* DIRECTIONS
Where the string "shape" appears in a line of the data, show that line.

RECORDS SHOWN Start Marker

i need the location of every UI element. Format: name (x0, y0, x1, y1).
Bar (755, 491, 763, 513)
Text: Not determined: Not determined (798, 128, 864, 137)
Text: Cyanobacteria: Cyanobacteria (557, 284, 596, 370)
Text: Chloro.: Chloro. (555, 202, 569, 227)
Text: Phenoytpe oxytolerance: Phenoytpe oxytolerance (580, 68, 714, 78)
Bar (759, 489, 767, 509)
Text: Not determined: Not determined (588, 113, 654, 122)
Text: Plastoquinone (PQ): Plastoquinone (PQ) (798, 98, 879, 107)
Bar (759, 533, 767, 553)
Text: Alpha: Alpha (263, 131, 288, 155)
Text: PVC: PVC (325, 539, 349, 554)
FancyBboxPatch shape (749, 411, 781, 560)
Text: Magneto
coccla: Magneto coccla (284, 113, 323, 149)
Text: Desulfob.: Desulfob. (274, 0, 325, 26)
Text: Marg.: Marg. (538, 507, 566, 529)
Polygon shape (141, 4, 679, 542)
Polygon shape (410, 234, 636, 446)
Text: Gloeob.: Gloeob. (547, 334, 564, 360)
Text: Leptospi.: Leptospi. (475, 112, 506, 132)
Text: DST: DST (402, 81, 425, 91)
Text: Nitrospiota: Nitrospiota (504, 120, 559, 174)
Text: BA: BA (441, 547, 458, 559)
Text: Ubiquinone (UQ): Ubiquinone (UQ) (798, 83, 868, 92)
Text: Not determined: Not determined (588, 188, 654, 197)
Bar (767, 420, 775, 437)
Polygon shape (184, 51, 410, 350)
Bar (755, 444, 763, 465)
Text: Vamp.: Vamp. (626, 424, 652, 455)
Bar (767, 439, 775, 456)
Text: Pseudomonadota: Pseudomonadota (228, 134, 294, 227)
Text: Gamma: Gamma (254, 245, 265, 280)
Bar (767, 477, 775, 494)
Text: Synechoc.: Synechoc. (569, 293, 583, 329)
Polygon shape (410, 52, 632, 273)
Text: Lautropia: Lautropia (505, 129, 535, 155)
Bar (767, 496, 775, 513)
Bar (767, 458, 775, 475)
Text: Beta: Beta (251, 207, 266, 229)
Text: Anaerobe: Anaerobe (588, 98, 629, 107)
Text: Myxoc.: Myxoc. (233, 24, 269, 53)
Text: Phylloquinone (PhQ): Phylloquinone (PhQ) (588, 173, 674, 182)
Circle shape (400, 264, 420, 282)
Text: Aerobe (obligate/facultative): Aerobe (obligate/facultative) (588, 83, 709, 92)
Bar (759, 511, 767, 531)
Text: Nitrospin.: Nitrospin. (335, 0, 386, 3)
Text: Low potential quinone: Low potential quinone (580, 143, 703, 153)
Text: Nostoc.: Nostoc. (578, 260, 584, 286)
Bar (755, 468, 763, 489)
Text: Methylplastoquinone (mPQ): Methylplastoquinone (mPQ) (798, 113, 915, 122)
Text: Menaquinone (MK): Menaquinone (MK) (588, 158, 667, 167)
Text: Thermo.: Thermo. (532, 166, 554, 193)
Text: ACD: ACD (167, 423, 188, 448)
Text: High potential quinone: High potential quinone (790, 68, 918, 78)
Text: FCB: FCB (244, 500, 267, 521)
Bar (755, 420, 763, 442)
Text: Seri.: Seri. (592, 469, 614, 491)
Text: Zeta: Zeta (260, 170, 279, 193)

RECORDS SHOWN End Marker

* OUTPUT
FancyBboxPatch shape (749, 411, 781, 560)
Polygon shape (141, 4, 679, 542)
Polygon shape (410, 234, 636, 446)
Polygon shape (184, 51, 410, 350)
Polygon shape (410, 52, 632, 273)
Circle shape (400, 264, 420, 282)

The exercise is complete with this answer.